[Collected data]
========

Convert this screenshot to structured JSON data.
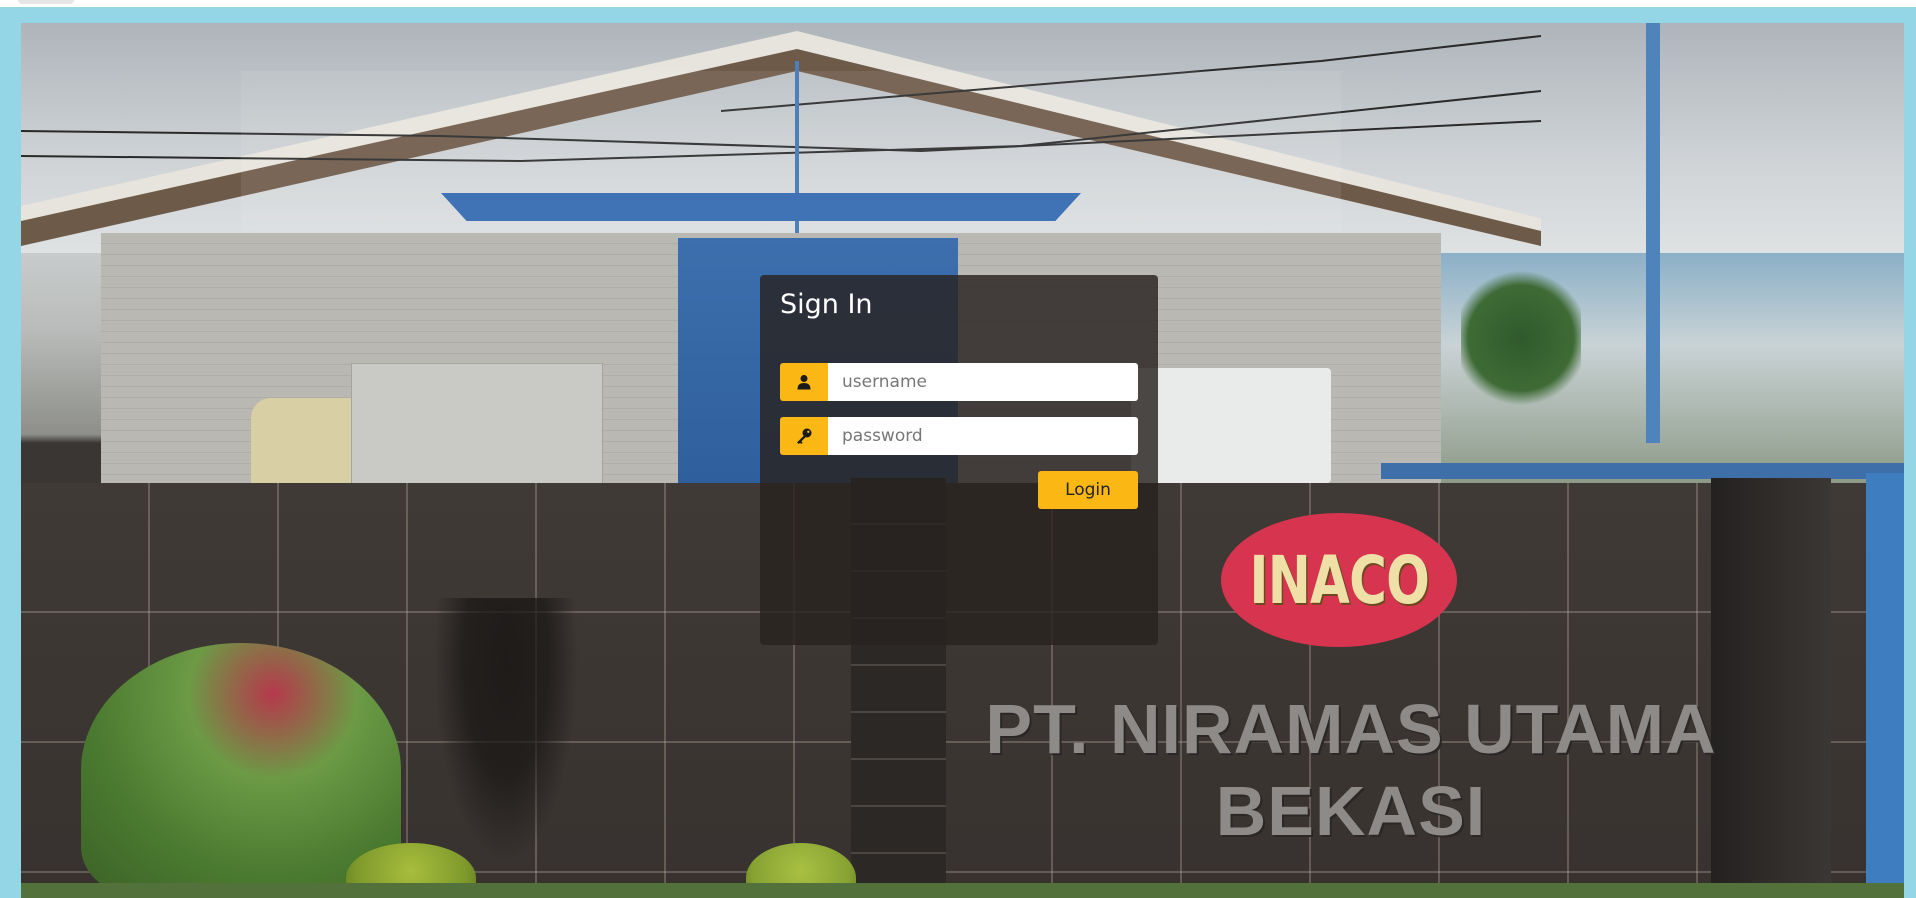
{
  "login": {
    "title": "Sign In",
    "username_placeholder": "username",
    "username_value": "",
    "password_placeholder": "password",
    "password_value": "",
    "submit_label": "Login",
    "accent_color": "#fbb714"
  },
  "background": {
    "logo_text": "INACO",
    "company_name_line1": "PT. NIRAMAS UTAMA",
    "company_name_line2": "BEKASI",
    "frame_color": "#95d6e6"
  },
  "icons": {
    "username": "user-icon",
    "password": "key-icon"
  }
}
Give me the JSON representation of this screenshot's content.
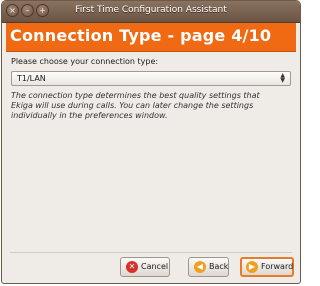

========

§ **THE EXERCISE**:
Reproduce the material in full, word for word, and omit the pictures.

§ **SOLUTION TO THIS TASK**:
Convert this screenshot to structured JSON data.
{
  "login": {
    "title": "Sign In",
    "username_placeholder": "username",
    "username_value": "",
    "password_placeholder": "password",
    "password_value": "",
    "submit_label": "Login",
    "accent_color": "#fbb714"
  },
  "background": {
    "logo_text": "INACO",
    "company_name_line1": "PT. NIRAMAS UTAMA",
    "company_name_line2": "BEKASI",
    "frame_color": "#95d6e6"
  },
  "icons": {
    "username": "user-icon",
    "password": "key-icon"
  }
}
Give me the JSON representation of this screenshot's content.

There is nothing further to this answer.